TASK REQUIREMENTS:
Sort through the data and copy the lines holding the word "icon".

= = = = = = =

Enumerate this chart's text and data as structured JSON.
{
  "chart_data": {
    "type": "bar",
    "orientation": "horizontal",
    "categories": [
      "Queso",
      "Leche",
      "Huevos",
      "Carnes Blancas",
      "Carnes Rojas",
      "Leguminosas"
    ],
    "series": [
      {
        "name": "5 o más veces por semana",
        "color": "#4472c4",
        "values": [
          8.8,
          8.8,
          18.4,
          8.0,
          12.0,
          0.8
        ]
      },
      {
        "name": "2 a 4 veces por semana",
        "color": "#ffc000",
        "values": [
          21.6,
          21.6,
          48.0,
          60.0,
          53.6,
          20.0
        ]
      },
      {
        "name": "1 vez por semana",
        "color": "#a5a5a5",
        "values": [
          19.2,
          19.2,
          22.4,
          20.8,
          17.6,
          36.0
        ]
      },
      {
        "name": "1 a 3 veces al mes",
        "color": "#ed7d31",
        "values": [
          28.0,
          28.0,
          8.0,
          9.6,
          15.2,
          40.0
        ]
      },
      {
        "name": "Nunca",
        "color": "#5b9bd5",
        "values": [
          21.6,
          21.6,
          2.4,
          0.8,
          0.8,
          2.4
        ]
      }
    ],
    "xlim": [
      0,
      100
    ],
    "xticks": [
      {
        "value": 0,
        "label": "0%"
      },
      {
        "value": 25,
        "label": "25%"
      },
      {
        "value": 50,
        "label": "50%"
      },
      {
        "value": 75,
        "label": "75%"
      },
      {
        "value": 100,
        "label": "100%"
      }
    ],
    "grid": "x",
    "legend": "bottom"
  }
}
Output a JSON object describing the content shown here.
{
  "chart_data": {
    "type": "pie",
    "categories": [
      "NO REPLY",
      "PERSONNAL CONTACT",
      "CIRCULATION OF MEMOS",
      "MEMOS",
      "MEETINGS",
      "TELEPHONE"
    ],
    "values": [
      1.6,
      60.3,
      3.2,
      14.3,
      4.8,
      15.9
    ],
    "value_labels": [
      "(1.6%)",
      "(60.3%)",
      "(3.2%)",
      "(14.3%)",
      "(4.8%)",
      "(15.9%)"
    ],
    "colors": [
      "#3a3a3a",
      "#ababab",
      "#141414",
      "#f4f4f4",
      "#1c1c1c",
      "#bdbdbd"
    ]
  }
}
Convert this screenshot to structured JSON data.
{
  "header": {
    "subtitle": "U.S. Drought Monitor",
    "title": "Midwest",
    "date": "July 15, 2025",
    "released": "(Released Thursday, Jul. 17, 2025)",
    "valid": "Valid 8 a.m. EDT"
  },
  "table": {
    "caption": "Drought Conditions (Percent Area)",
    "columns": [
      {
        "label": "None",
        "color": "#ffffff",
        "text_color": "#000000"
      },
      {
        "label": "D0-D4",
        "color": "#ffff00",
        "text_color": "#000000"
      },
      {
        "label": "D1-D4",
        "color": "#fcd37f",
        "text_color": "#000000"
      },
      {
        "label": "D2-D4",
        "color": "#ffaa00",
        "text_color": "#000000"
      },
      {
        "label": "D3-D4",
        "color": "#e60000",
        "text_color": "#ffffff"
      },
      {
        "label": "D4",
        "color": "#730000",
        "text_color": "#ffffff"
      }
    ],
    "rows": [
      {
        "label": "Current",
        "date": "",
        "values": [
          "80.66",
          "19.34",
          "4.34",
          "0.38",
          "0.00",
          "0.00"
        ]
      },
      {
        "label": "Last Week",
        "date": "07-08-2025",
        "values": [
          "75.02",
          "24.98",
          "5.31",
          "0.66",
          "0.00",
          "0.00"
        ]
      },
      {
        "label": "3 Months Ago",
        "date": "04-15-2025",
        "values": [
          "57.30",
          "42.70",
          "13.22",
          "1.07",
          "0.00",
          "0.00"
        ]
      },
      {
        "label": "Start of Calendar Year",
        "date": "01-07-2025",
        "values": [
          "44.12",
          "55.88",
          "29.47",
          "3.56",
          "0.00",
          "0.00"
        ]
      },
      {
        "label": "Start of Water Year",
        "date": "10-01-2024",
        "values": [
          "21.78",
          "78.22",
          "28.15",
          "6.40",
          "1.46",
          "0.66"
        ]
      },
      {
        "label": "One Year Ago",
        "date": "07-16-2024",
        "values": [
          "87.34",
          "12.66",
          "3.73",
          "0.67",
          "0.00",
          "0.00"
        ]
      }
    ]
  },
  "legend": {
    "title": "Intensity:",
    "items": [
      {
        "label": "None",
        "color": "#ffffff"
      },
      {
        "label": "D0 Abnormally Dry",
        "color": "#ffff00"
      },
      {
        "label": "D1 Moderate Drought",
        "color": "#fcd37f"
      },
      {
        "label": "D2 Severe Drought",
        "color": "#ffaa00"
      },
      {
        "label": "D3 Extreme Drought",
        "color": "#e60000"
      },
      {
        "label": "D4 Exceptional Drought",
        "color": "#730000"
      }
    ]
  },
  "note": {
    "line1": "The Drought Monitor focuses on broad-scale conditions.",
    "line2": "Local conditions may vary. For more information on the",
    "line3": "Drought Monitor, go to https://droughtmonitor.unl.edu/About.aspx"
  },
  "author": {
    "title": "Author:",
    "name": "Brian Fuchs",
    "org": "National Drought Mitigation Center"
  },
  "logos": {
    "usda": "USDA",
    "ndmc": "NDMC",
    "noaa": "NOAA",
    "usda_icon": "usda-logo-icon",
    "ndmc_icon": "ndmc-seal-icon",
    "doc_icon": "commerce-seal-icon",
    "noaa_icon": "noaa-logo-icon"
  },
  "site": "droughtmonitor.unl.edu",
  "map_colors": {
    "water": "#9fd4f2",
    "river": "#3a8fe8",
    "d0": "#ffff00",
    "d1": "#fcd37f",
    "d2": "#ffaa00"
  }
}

= = = = = = =

CORRECT ANSWER:
    "usda_icon": "usda-logo-icon",
    "ndmc_icon": "ndmc-seal-icon",
    "doc_icon": "commerce-seal-icon",
    "noaa_icon": "noaa-logo-icon"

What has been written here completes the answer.